● Exercise description: Please transcribe the listing below in full and word for word, without its pictures.

(Collection entries)
::::

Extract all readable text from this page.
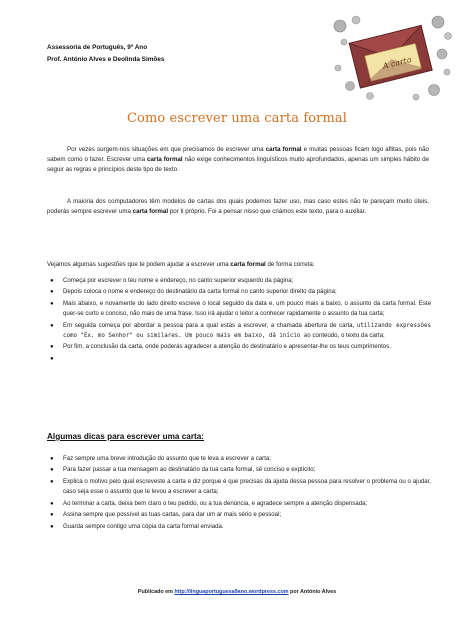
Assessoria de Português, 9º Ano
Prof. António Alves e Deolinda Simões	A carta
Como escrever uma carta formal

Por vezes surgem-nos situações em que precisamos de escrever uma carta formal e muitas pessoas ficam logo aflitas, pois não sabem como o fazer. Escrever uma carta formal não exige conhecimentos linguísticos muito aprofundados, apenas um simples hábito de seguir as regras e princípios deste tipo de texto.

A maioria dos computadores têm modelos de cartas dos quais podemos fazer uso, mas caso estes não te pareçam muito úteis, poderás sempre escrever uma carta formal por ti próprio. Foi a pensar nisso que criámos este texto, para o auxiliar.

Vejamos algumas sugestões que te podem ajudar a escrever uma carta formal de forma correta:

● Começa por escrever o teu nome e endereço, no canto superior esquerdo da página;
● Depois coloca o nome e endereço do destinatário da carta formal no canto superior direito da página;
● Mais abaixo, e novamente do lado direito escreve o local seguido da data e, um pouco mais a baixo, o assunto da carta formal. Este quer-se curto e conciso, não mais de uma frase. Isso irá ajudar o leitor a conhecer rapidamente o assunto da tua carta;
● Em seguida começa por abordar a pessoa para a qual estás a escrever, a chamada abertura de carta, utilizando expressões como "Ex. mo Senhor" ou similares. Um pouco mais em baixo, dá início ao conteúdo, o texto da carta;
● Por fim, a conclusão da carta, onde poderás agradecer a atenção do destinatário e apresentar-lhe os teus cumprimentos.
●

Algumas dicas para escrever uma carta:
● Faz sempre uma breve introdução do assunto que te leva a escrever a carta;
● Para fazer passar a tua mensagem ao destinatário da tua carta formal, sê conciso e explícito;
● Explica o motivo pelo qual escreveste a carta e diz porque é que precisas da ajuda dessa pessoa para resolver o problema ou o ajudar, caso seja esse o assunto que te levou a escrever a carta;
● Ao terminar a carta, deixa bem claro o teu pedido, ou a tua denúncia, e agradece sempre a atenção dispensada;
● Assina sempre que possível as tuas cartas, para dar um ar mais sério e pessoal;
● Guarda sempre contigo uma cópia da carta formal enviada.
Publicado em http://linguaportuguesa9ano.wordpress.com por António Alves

::::

● The solution:
Extract all readable text from this page.
Assessoria de Português, 9º Ano
Prof. António Alves e Deolinda Simões	A carta
Como escrever uma carta formal

Por vezes surgem-nos situações em que precisamos de escrever uma carta formal e muitas pessoas ficam logo aflitas, pois não sabem como o fazer. Escrever uma carta formal não exige conhecimentos linguísticos muito aprofundados, apenas um simples hábito de seguir as regras e princípios deste tipo de texto.

A maioria dos computadores têm modelos de cartas dos quais podemos fazer uso, mas caso estes não te pareçam muito úteis, poderás sempre escrever uma carta formal por ti próprio. Foi a pensar nisso que criámos este texto, para o auxiliar.

Vejamos algumas sugestões que te podem ajudar a escrever uma carta formal de forma correta:

● Começa por escrever o teu nome e endereço, no canto superior esquerdo da página;
● Depois coloca o nome e endereço do destinatário da carta formal no canto superior direito da página;
● Mais abaixo, e novamente do lado direito escreve o local seguido da data e, um pouco mais a baixo, o assunto da carta formal. Este quer-se curto e conciso, não mais de uma frase. Isso irá ajudar o leitor a conhecer rapidamente o assunto da tua carta;
● Em seguida começa por abordar a pessoa para a qual estás a escrever, a chamada abertura de carta, utilizando expressões como "Ex. mo Senhor" ou similares. Um pouco mais em baixo, dá início ao conteúdo, o texto da carta;
● Por fim, a conclusão da carta, onde poderás agradecer a atenção do destinatário e apresentar-lhe os teus cumprimentos.
●

Algumas dicas para escrever uma carta:
● Faz sempre uma breve introdução do assunto que te leva a escrever a carta;
● Para fazer passar a tua mensagem ao destinatário da tua carta formal, sê conciso e explícito;
● Explica o motivo pelo qual escreveste a carta e diz porque é que precisas da ajuda dessa pessoa para resolver o problema ou o ajudar, caso seja esse o assunto que te levou a escrever a carta;
● Ao terminar a carta, deixa bem claro o teu pedido, ou a tua denúncia, e agradece sempre a atenção dispensada;
● Assina sempre que possível as tuas cartas, para dar um ar mais sério e pessoal;
● Guarda sempre contigo uma cópia da carta formal enviada.
Publicado em http://linguaportuguesa9ano.wordpress.com por António Alves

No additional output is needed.